▶ **GIVEN REQUEST**
Copy out the listing that follows exactly, dropping every picture.

▶ **DATA SHOWN**
-- START --

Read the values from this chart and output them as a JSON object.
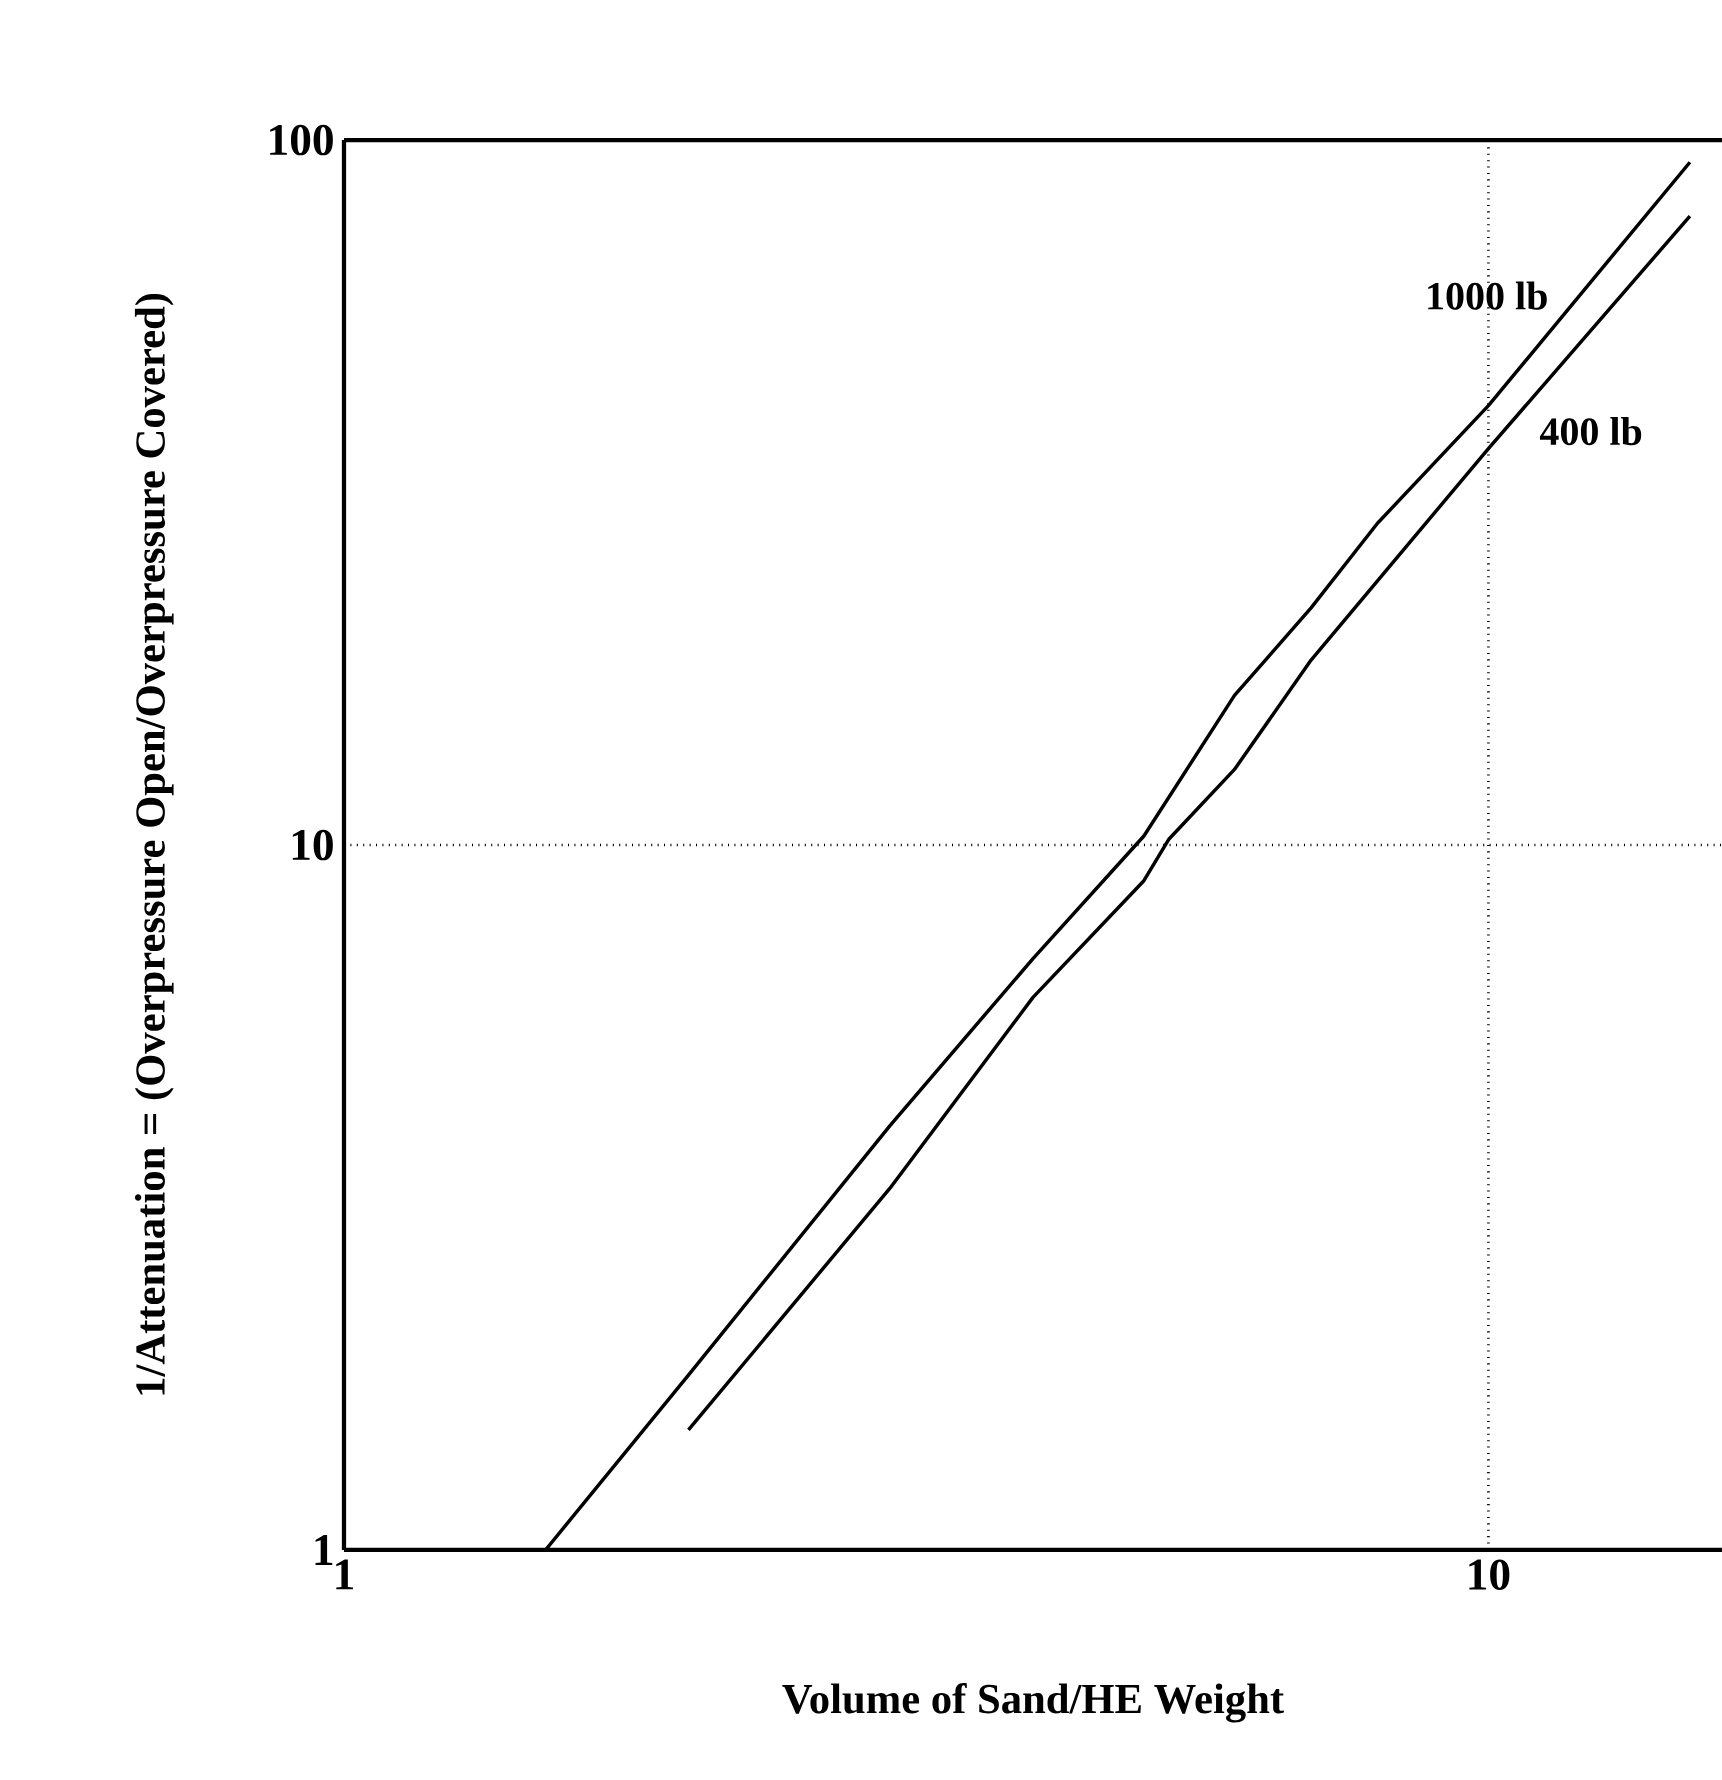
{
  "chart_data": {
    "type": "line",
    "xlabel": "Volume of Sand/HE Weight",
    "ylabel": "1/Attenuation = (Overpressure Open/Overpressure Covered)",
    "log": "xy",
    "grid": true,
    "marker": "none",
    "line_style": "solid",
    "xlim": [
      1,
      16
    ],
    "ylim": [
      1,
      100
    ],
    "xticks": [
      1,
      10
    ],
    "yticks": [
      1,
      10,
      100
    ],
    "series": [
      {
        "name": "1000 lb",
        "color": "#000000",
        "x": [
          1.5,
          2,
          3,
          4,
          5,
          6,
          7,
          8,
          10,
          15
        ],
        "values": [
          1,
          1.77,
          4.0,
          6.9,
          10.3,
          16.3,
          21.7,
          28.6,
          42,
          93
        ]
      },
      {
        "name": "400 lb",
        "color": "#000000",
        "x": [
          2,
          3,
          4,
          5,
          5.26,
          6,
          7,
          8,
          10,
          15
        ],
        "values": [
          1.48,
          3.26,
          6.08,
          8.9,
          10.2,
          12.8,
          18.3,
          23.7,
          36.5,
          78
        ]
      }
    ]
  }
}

-- END --

▶ **RESPONSE TO THE EXERCISE**
Read the values from this chart and output them as a JSON object.
{
  "chart_data": {
    "type": "line",
    "xlabel": "Volume of Sand/HE Weight",
    "ylabel": "1/Attenuation = (Overpressure Open/Overpressure Covered)",
    "log": "xy",
    "grid": true,
    "marker": "none",
    "line_style": "solid",
    "xlim": [
      1,
      16
    ],
    "ylim": [
      1,
      100
    ],
    "xticks": [
      1,
      10
    ],
    "yticks": [
      1,
      10,
      100
    ],
    "series": [
      {
        "name": "1000 lb",
        "color": "#000000",
        "x": [
          1.5,
          2,
          3,
          4,
          5,
          6,
          7,
          8,
          10,
          15
        ],
        "values": [
          1,
          1.77,
          4.0,
          6.9,
          10.3,
          16.3,
          21.7,
          28.6,
          42,
          93
        ]
      },
      {
        "name": "400 lb",
        "color": "#000000",
        "x": [
          2,
          3,
          4,
          5,
          5.26,
          6,
          7,
          8,
          10,
          15
        ],
        "values": [
          1.48,
          3.26,
          6.08,
          8.9,
          10.2,
          12.8,
          18.3,
          23.7,
          36.5,
          78
        ]
      }
    ]
  }
}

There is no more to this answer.